The exercise: Every entry must be echoed exactly.

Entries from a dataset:
---*---
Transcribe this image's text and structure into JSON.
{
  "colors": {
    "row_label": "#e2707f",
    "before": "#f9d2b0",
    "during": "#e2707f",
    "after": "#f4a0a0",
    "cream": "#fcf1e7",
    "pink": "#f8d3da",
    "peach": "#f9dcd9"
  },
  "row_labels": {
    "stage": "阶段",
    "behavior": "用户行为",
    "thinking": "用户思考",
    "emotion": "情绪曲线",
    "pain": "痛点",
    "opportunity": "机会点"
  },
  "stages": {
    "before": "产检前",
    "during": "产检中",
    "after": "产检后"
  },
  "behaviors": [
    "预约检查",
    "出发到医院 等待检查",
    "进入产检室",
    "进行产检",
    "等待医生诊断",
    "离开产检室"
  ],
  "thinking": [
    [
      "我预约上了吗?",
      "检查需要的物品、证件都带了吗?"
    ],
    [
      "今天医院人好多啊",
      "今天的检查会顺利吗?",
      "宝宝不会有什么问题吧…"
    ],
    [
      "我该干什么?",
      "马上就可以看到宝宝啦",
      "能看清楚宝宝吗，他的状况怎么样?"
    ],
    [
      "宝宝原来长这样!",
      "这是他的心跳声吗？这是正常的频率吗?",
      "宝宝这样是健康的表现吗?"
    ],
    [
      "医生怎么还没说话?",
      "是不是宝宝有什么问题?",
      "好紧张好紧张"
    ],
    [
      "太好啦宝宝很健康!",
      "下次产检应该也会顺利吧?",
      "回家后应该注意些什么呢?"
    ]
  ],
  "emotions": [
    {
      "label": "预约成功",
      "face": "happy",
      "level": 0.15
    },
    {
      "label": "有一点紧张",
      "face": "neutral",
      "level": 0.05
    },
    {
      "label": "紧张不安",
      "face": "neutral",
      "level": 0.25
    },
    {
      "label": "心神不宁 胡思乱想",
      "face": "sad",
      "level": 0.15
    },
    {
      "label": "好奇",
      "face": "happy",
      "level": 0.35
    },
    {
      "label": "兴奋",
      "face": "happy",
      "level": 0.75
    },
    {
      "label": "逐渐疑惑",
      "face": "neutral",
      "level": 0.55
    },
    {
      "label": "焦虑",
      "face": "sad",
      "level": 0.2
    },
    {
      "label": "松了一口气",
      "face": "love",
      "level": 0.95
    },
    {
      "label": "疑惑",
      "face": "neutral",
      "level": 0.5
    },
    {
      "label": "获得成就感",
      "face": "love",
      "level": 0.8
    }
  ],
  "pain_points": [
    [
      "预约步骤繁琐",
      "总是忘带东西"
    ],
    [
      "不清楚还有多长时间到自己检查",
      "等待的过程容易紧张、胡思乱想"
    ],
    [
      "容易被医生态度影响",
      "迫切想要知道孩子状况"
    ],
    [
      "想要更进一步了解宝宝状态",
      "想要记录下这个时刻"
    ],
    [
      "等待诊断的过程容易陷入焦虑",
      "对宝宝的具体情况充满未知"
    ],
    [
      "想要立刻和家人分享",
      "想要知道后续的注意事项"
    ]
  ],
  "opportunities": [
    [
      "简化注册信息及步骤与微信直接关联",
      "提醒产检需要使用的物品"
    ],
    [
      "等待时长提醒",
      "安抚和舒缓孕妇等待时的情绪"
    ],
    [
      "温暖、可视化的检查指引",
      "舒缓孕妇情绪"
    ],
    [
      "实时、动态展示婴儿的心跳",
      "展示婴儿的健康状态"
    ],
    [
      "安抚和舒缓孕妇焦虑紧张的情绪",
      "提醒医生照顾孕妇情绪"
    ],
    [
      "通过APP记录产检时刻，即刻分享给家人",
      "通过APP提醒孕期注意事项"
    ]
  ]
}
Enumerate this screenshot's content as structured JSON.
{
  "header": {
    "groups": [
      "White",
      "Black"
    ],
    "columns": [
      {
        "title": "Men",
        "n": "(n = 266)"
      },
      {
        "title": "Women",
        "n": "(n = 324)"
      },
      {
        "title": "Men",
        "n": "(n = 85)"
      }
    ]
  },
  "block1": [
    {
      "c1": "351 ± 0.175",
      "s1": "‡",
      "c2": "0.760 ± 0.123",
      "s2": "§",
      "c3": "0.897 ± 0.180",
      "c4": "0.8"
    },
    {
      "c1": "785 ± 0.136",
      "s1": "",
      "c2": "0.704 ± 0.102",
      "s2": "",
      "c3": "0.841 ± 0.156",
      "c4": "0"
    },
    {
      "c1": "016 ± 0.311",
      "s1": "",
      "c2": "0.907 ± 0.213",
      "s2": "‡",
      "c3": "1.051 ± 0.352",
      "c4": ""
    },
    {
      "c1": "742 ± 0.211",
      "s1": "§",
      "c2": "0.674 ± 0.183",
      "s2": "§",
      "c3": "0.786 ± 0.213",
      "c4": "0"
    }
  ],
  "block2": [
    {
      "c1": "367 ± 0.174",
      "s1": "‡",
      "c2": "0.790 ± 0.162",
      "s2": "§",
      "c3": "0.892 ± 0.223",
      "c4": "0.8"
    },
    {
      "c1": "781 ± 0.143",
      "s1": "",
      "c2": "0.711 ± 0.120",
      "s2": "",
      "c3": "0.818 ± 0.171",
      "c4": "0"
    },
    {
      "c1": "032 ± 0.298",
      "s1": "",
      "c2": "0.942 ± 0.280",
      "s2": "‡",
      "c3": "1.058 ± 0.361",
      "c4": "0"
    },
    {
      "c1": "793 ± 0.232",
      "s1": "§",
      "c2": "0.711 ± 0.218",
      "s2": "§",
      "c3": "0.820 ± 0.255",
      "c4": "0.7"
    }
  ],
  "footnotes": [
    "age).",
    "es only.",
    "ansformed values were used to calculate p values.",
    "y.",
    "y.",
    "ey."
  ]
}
---*---
In response:
Transcribe this image's text and structure into JSON.
{
  "colors": {
    "row_label": "#e2707f",
    "before": "#f9d2b0",
    "during": "#e2707f",
    "after": "#f4a0a0",
    "cream": "#fcf1e7",
    "pink": "#f8d3da",
    "peach": "#f9dcd9"
  },
  "row_labels": {
    "stage": "阶段",
    "behavior": "用户行为",
    "thinking": "用户思考",
    "emotion": "情绪曲线",
    "pain": "痛点",
    "opportunity": "机会点"
  },
  "stages": {
    "before": "产检前",
    "during": "产检中",
    "after": "产检后"
  },
  "behaviors": [
    "预约检查",
    "出发到医院 等待检查",
    "进入产检室",
    "进行产检",
    "等待医生诊断",
    "离开产检室"
  ],
  "thinking": [
    [
      "我预约上了吗?",
      "检查需要的物品、证件都带了吗?"
    ],
    [
      "今天医院人好多啊",
      "今天的检查会顺利吗?",
      "宝宝不会有什么问题吧…"
    ],
    [
      "我该干什么?",
      "马上就可以看到宝宝啦",
      "能看清楚宝宝吗，他的状况怎么样?"
    ],
    [
      "宝宝原来长这样!",
      "这是他的心跳声吗？这是正常的频率吗?",
      "宝宝这样是健康的表现吗?"
    ],
    [
      "医生怎么还没说话?",
      "是不是宝宝有什么问题?",
      "好紧张好紧张"
    ],
    [
      "太好啦宝宝很健康!",
      "下次产检应该也会顺利吧?",
      "回家后应该注意些什么呢?"
    ]
  ],
  "emotions": [
    {
      "label": "预约成功",
      "face": "happy",
      "level": 0.15
    },
    {
      "label": "有一点紧张",
      "face": "neutral",
      "level": 0.05
    },
    {
      "label": "紧张不安",
      "face": "neutral",
      "level": 0.25
    },
    {
      "label": "心神不宁 胡思乱想",
      "face": "sad",
      "level": 0.15
    },
    {
      "label": "好奇",
      "face": "happy",
      "level": 0.35
    },
    {
      "label": "兴奋",
      "face": "happy",
      "level": 0.75
    },
    {
      "label": "逐渐疑惑",
      "face": "neutral",
      "level": 0.55
    },
    {
      "label": "焦虑",
      "face": "sad",
      "level": 0.2
    },
    {
      "label": "松了一口气",
      "face": "love",
      "level": 0.95
    },
    {
      "label": "疑惑",
      "face": "neutral",
      "level": 0.5
    },
    {
      "label": "获得成就感",
      "face": "love",
      "level": 0.8
    }
  ],
  "pain_points": [
    [
      "预约步骤繁琐",
      "总是忘带东西"
    ],
    [
      "不清楚还有多长时间到自己检查",
      "等待的过程容易紧张、胡思乱想"
    ],
    [
      "容易被医生态度影响",
      "迫切想要知道孩子状况"
    ],
    [
      "想要更进一步了解宝宝状态",
      "想要记录下这个时刻"
    ],
    [
      "等待诊断的过程容易陷入焦虑",
      "对宝宝的具体情况充满未知"
    ],
    [
      "想要立刻和家人分享",
      "想要知道后续的注意事项"
    ]
  ],
  "opportunities": [
    [
      "简化注册信息及步骤与微信直接关联",
      "提醒产检需要使用的物品"
    ],
    [
      "等待时长提醒",
      "安抚和舒缓孕妇等待时的情绪"
    ],
    [
      "温暖、可视化的检查指引",
      "舒缓孕妇情绪"
    ],
    [
      "实时、动态展示婴儿的心跳",
      "展示婴儿的健康状态"
    ],
    [
      "安抚和舒缓孕妇焦虑紧张的情绪",
      "提醒医生照顾孕妇情绪"
    ],
    [
      "通过APP记录产检时刻，即刻分享给家人",
      "通过APP提醒孕期注意事项"
    ]
  ]
}
Enumerate this screenshot's content as structured JSON.
{
  "header": {
    "groups": [
      "White",
      "Black"
    ],
    "columns": [
      {
        "title": "Men",
        "n": "(n = 266)"
      },
      {
        "title": "Women",
        "n": "(n = 324)"
      },
      {
        "title": "Men",
        "n": "(n = 85)"
      }
    ]
  },
  "block1": [
    {
      "c1": "351 ± 0.175",
      "s1": "‡",
      "c2": "0.760 ± 0.123",
      "s2": "§",
      "c3": "0.897 ± 0.180",
      "c4": "0.8"
    },
    {
      "c1": "785 ± 0.136",
      "s1": "",
      "c2": "0.704 ± 0.102",
      "s2": "",
      "c3": "0.841 ± 0.156",
      "c4": "0"
    },
    {
      "c1": "016 ± 0.311",
      "s1": "",
      "c2": "0.907 ± 0.213",
      "s2": "‡",
      "c3": "1.051 ± 0.352",
      "c4": ""
    },
    {
      "c1": "742 ± 0.211",
      "s1": "§",
      "c2": "0.674 ± 0.183",
      "s2": "§",
      "c3": "0.786 ± 0.213",
      "c4": "0"
    }
  ],
  "block2": [
    {
      "c1": "367 ± 0.174",
      "s1": "‡",
      "c2": "0.790 ± 0.162",
      "s2": "§",
      "c3": "0.892 ± 0.223",
      "c4": "0.8"
    },
    {
      "c1": "781 ± 0.143",
      "s1": "",
      "c2": "0.711 ± 0.120",
      "s2": "",
      "c3": "0.818 ± 0.171",
      "c4": "0"
    },
    {
      "c1": "032 ± 0.298",
      "s1": "",
      "c2": "0.942 ± 0.280",
      "s2": "‡",
      "c3": "1.058 ± 0.361",
      "c4": "0"
    },
    {
      "c1": "793 ± 0.232",
      "s1": "§",
      "c2": "0.711 ± 0.218",
      "s2": "§",
      "c3": "0.820 ± 0.255",
      "c4": "0.7"
    }
  ],
  "footnotes": [
    "age).",
    "es only.",
    "ansformed values were used to calculate p values.",
    "y.",
    "y.",
    "ey."
  ]
}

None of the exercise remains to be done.